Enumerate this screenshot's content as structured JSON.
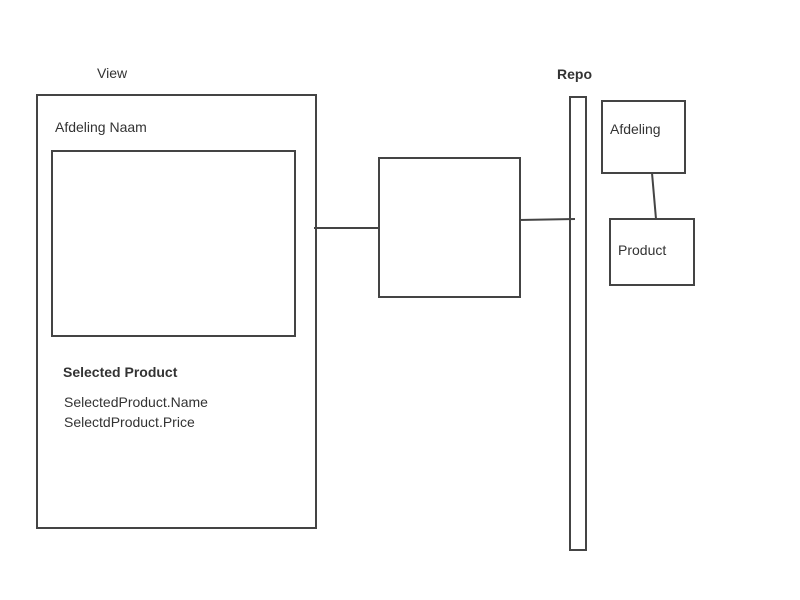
{
  "view": {
    "caption": "View",
    "department_name_label": "Afdeling Naam",
    "selected_product_heading": "Selected Product",
    "selected_product_name": "SelectedProduct.Name",
    "selected_product_price": "SelectdProduct.Price"
  },
  "repo": {
    "caption": "Repo",
    "entity_department": "Afdeling",
    "entity_product": "Product"
  },
  "colors": {
    "stroke": "#444444",
    "text": "#333333",
    "background": "#ffffff"
  }
}
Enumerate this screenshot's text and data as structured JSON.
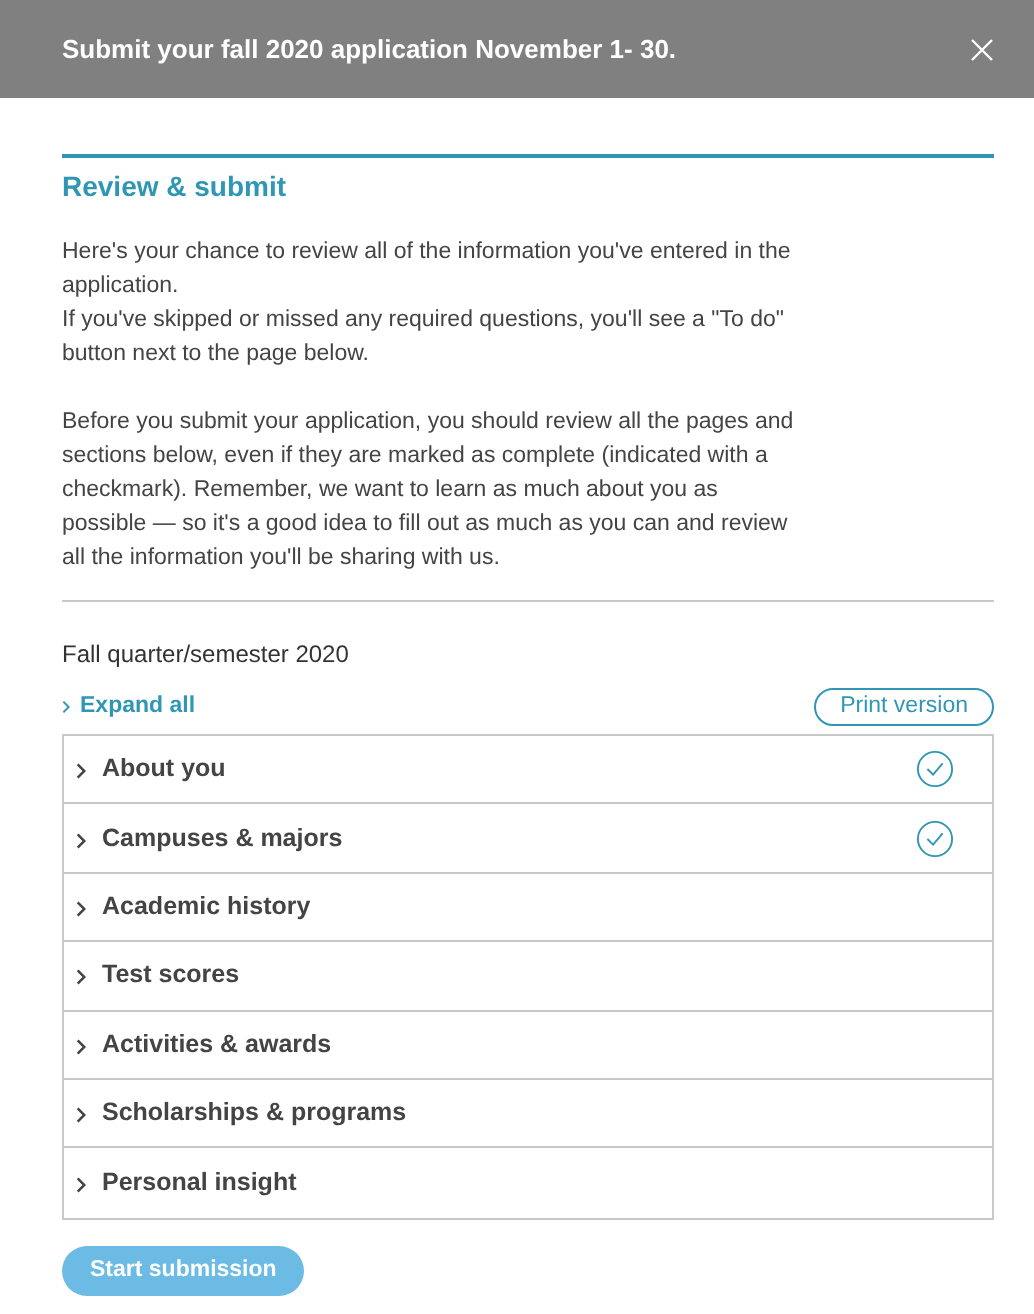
{
  "banner": {
    "text": "Submit your fall 2020 application November 1- 30."
  },
  "title": "Review & submit",
  "paragraphs": [
    [
      "Here's your chance to review all of the information you've entered in the application.",
      "If you've skipped or missed any required questions, you'll see a \"To do\" button next to the page below."
    ],
    [
      "Before you submit your application, you should review all the pages and sections below, even if they are marked as complete (indicated with a checkmark). Remember, we want to learn as much about you as possible — so it's a good idea to fill out as much as you can and review all the information you'll be sharing with us."
    ]
  ],
  "term": "Fall quarter/semester 2020",
  "expand_all": "Expand all",
  "print_button": "Print version",
  "sections": [
    {
      "label": "About you",
      "complete": true
    },
    {
      "label": "Campuses & majors",
      "complete": true
    },
    {
      "label": "Academic history",
      "complete": false
    },
    {
      "label": "Test scores",
      "complete": false
    },
    {
      "label": "Activities & awards",
      "complete": false
    },
    {
      "label": "Scholarships & programs",
      "complete": false
    },
    {
      "label": "Personal insight",
      "complete": false
    }
  ],
  "submit_button": {
    "label": "Start submission",
    "disabled": true
  }
}
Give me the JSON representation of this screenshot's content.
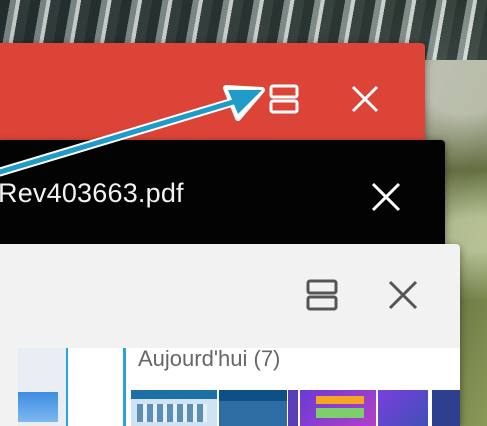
{
  "recents": {
    "cards": [
      {
        "id": "red",
        "color": "#dc4437",
        "icons": [
          "split-screen-icon",
          "close-icon"
        ]
      },
      {
        "id": "black",
        "color": "#030303",
        "title": "Rev403663.pdf",
        "icons": [
          "close-icon"
        ]
      },
      {
        "id": "white",
        "color": "#f2f2f2",
        "icons": [
          "split-screen-icon",
          "close-icon"
        ],
        "preview": {
          "section_title": "Aujourd'hui (7)"
        }
      }
    ]
  },
  "annotation": {
    "arrow_color": "#1e9bc8",
    "points_to": "split-screen-icon"
  }
}
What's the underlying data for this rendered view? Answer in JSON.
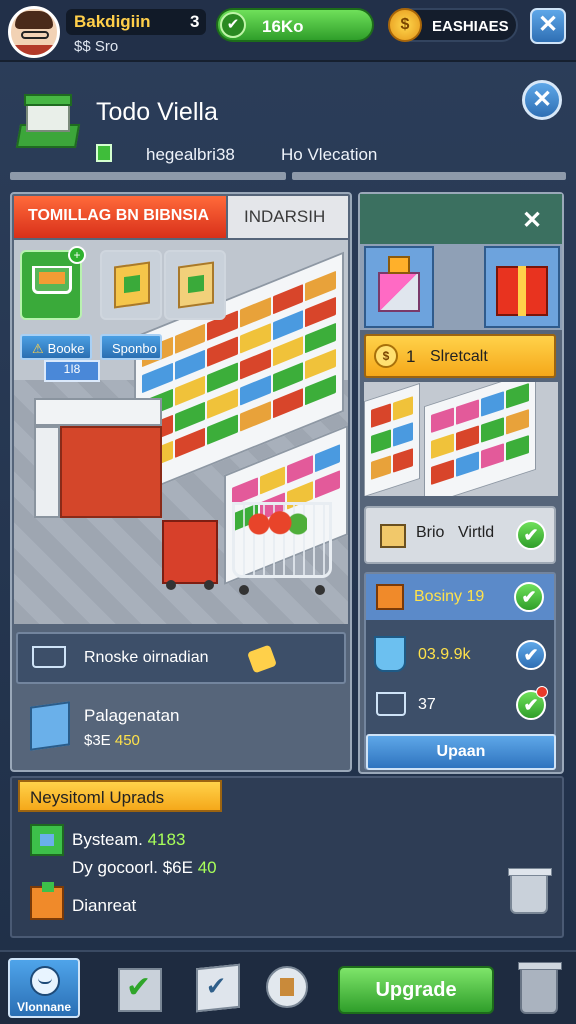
{
  "hud": {
    "player_name": "Bakdigiin",
    "player_level": "3",
    "player_sub": "$$ Sro",
    "green_pill_text": "16Ko",
    "coin_label": "EASHIAES",
    "close_glyph": "✕"
  },
  "store": {
    "title": "Todo Viella",
    "info_left": "hegealbri38",
    "info_right": "Ho Vlecation",
    "close_glyph": "✕"
  },
  "tabs": {
    "active": "TOMILLAG BN BIBNSIA",
    "inactive": "INDARSIH"
  },
  "left_panel": {
    "books_button": "Booke",
    "sponsors_button": "Sponbo",
    "scene_sign": "1I8",
    "strip_text": "Rnoske oirnadian",
    "package_title": "Palagenatan",
    "package_price_prefix": "$3E",
    "package_price_value": "450"
  },
  "right_panel": {
    "close_glyph": "✕",
    "yellow_number": "1",
    "yellow_text": "Slretcalt",
    "card_text_1": "Brio",
    "card_text_2": "Virtld",
    "item1_text": "Bosiny 19",
    "item2_value": "03.9.9k",
    "item3_value": "37",
    "upgrade_button": "Upaan"
  },
  "bottom_section": {
    "label": "Neysitoml Uprads",
    "line1_text": "Bysteam.",
    "line1_value": "4183",
    "line2_text": "Dy gocoorl. $6E",
    "line2_value": "40",
    "line3_text": "Dianreat"
  },
  "footer": {
    "home_label": "Vlonnane",
    "upgrade_button": "Upgrade"
  },
  "colors": {
    "accent_green": "#2f9e2a",
    "accent_blue": "#2f6fb4",
    "accent_yellow": "#f5a81a",
    "tab_red": "#d8301a"
  }
}
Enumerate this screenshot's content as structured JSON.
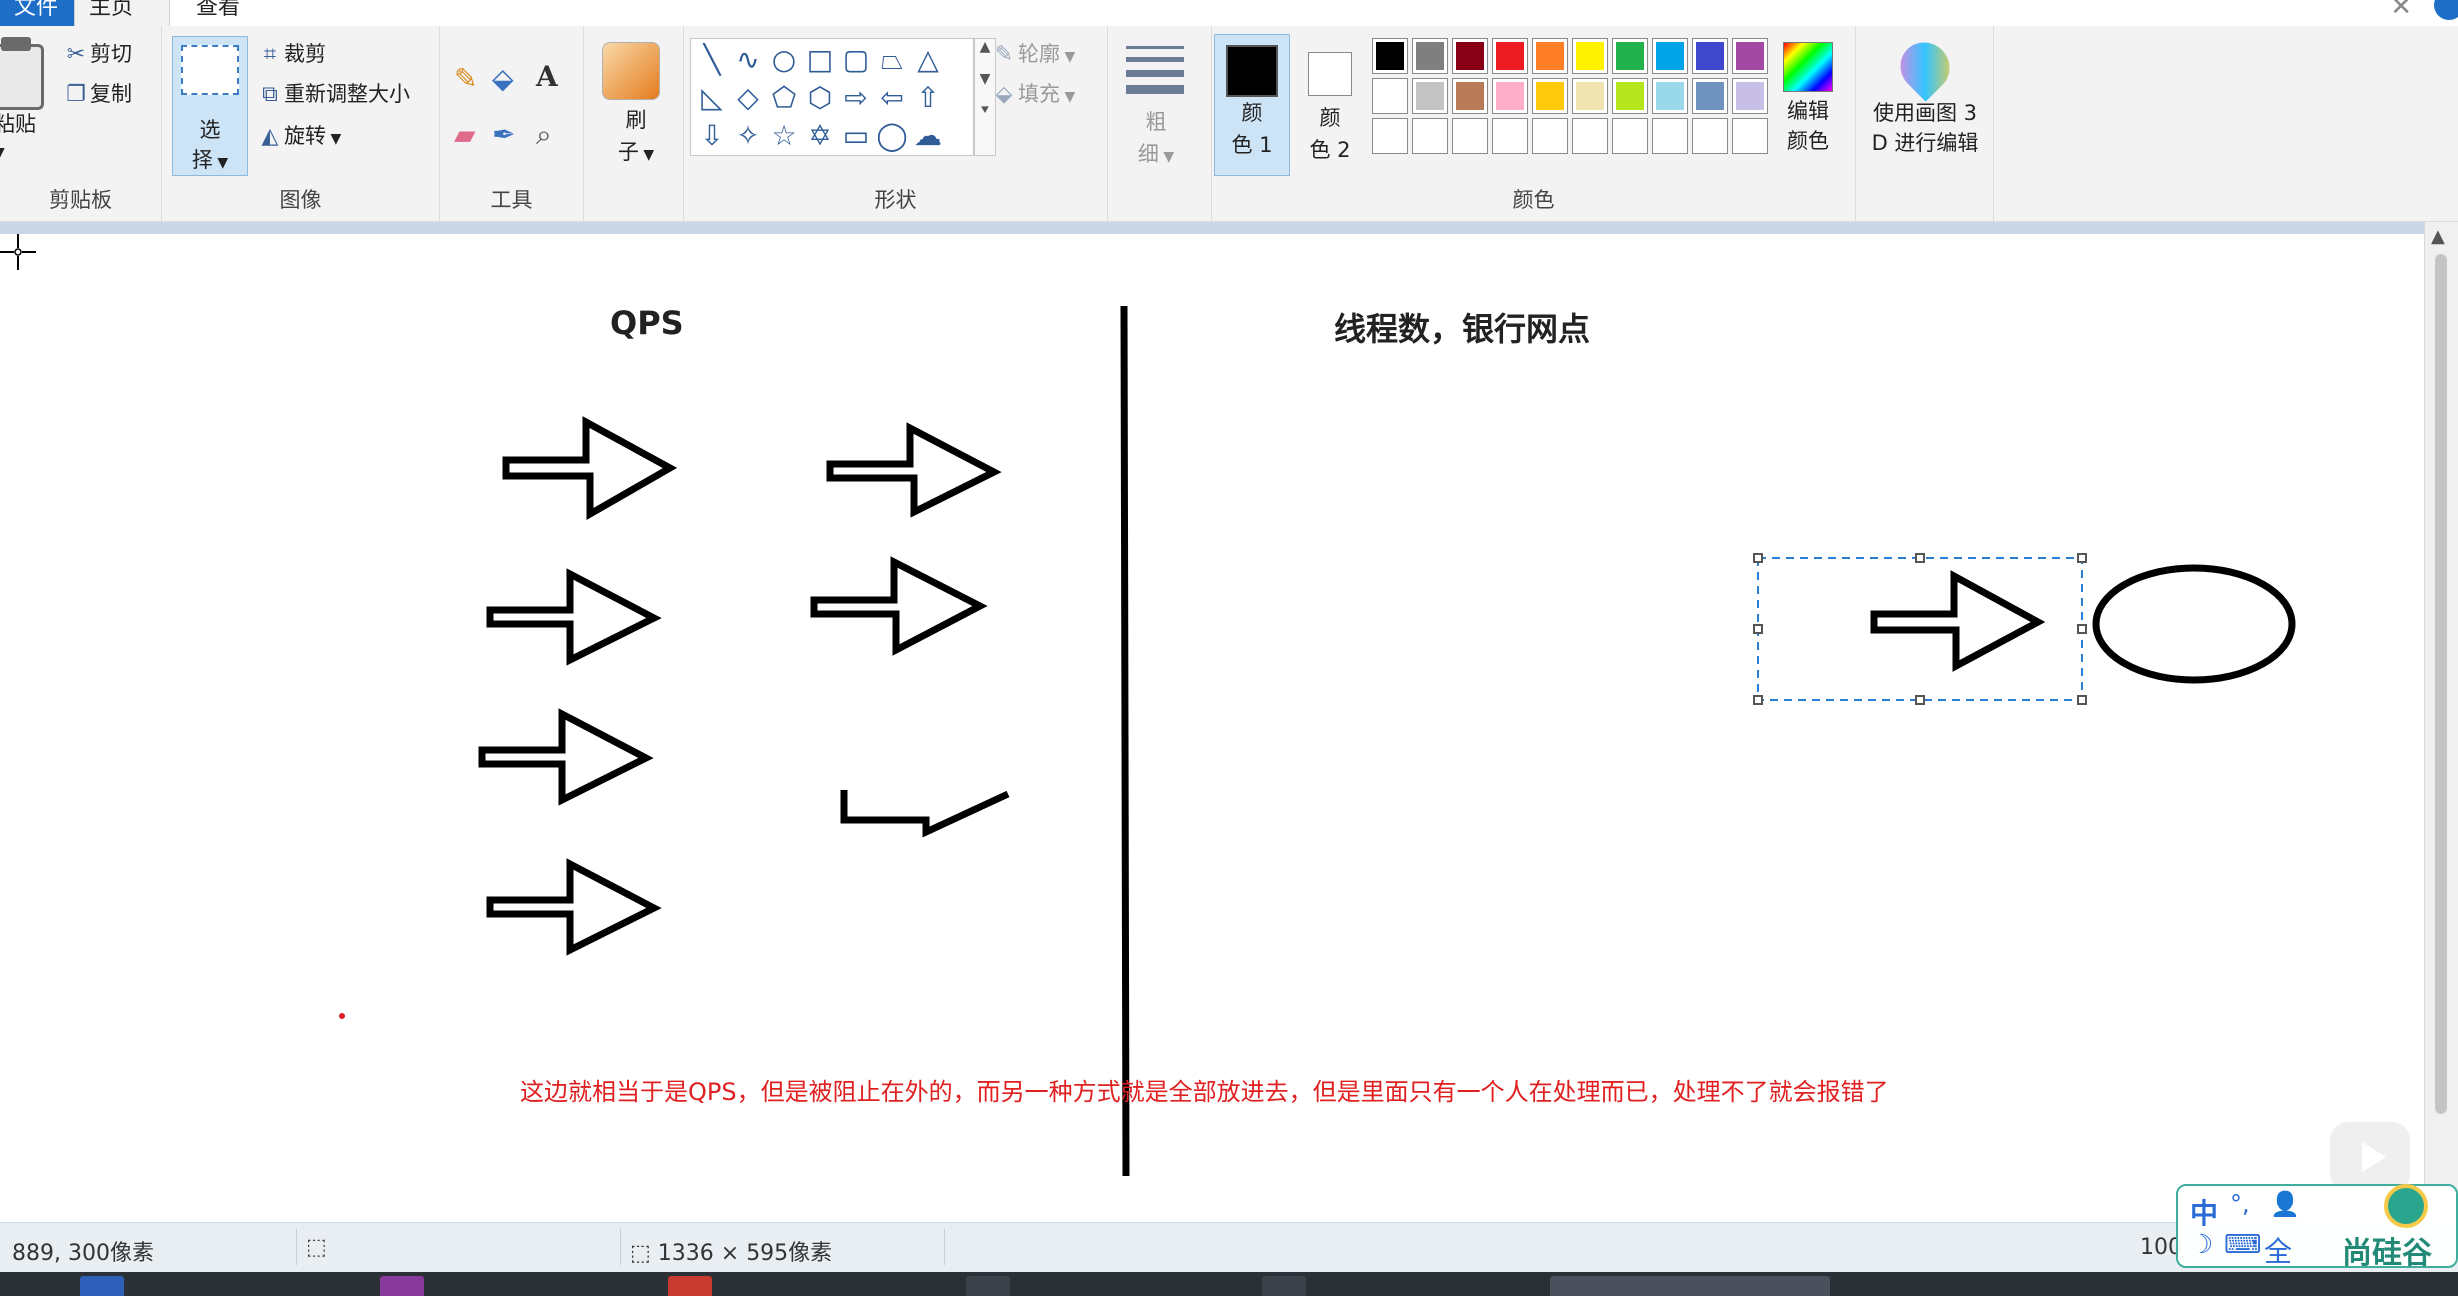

○ ○ ○

▸ The request: Quote every line of the records above exactly; no picture is to be copied.

▸ Finished exercise:
Enumerate this screenshot's content as structured JSON.
{
  "view": {
    "caption": "View",
    "department_name_label": "Afdeling Naam",
    "selected_product_heading": "Selected Product",
    "selected_product_name": "SelectedProduct.Name",
    "selected_product_price": "SelectdProduct.Price"
  },
  "repo": {
    "caption": "Repo",
    "entity_department": "Afdeling",
    "entity_product": "Product"
  },
  "colors": {
    "stroke": "#444444",
    "text": "#333333",
    "background": "#ffffff"
  }
}
Enumerate this screenshot's text and data as structured JSON.
{
  "banner": {
    "text": "Submit your fall 2020 application November 1- 30."
  },
  "title": "Review & submit",
  "paragraphs": [
    [
      "Here's your chance to review all of the information you've entered in the application.",
      "If you've skipped or missed any required questions, you'll see a \"To do\" button next to the page below."
    ],
    [
      "Before you submit your application, you should review all the pages and sections below, even if they are marked as complete (indicated with a checkmark). Remember, we want to learn as much about you as possible — so it's a good idea to fill out as much as you can and review all the information you'll be sharing with us."
    ]
  ],
  "term": "Fall quarter/semester 2020",
  "expand_all": "Expand all",
  "print_button": "Print version",
  "sections": [
    {
      "label": "About you",
      "complete": true
    },
    {
      "label": "Campuses & majors",
      "complete": true
    },
    {
      "label": "Academic history",
      "complete": false
    },
    {
      "label": "Test scores",
      "complete": false
    },
    {
      "label": "Activities & awards",
      "complete": false
    },
    {
      "label": "Scholarships & programs",
      "complete": false
    },
    {
      "label": "Personal insight",
      "complete": false
    }
  ],
  "submit_button": {
    "label": "Start submission",
    "disabled": true
  }
}
Give me the JSON representation of this screenshot's content.
{
  "recents": {
    "cards": [
      {
        "id": "red",
        "color": "#dc4437",
        "icons": [
          "split-screen-icon",
          "close-icon"
        ]
      },
      {
        "id": "black",
        "color": "#030303",
        "title": "Rev403663.pdf",
        "icons": [
          "close-icon"
        ]
      },
      {
        "id": "white",
        "color": "#f2f2f2",
        "icons": [
          "split-screen-icon",
          "close-icon"
        ],
        "preview": {
          "section_title": "Aujourd'hui (7)"
        }
      }
    ]
  },
  "annotation": {
    "arrow_color": "#1e9bc8",
    "points_to": "split-screen-icon"
  }
}
What's the underlying data for this rendered view? Answer in JSON.
{
  "hud": {
    "player_name": "Bakdigiin",
    "player_level": "3",
    "player_sub": "$$ Sro",
    "green_pill_text": "16Ko",
    "coin_label": "EASHIAES",
    "close_glyph": "✕"
  },
  "store": {
    "title": "Todo Viella",
    "info_left": "hegealbri38",
    "info_right": "Ho Vlecation",
    "close_glyph": "✕"
  },
  "tabs": {
    "active": "TOMILLAG BN BIBNSIA",
    "inactive": "INDARSIH"
  },
  "left_panel": {
    "books_button": "Booke",
    "sponsors_button": "Sponbo",
    "scene_sign": "1I8",
    "strip_text": "Rnoske oirnadian",
    "package_title": "Palagenatan",
    "package_price_prefix": "$3E",
    "package_price_value": "450"
  },
  "right_panel": {
    "close_glyph": "✕",
    "yellow_number": "1",
    "yellow_text": "Slretcalt",
    "card_text_1": "Brio",
    "card_text_2": "Virtld",
    "item1_text": "Bosiny 19",
    "item2_value": "03.9.9k",
    "item3_value": "37",
    "upgrade_button": "Upaan"
  },
  "bottom_section": {
    "label": "Neysitoml Uprads",
    "line1_text": "Bysteam.",
    "line1_value": "4183",
    "line2_text": "Dy gocoorl. $6E",
    "line2_value": "40",
    "line3_text": "Dianreat"
  },
  "footer": {
    "home_label": "Vlonnane",
    "upgrade_button": "Upgrade"
  },
  "colors": {
    "accent_green": "#2f9e2a",
    "accent_blue": "#2f6fb4",
    "accent_yellow": "#f5a81a",
    "tab_red": "#d8301a"
  }
}
Enumerate this screenshot's content as structured JSON.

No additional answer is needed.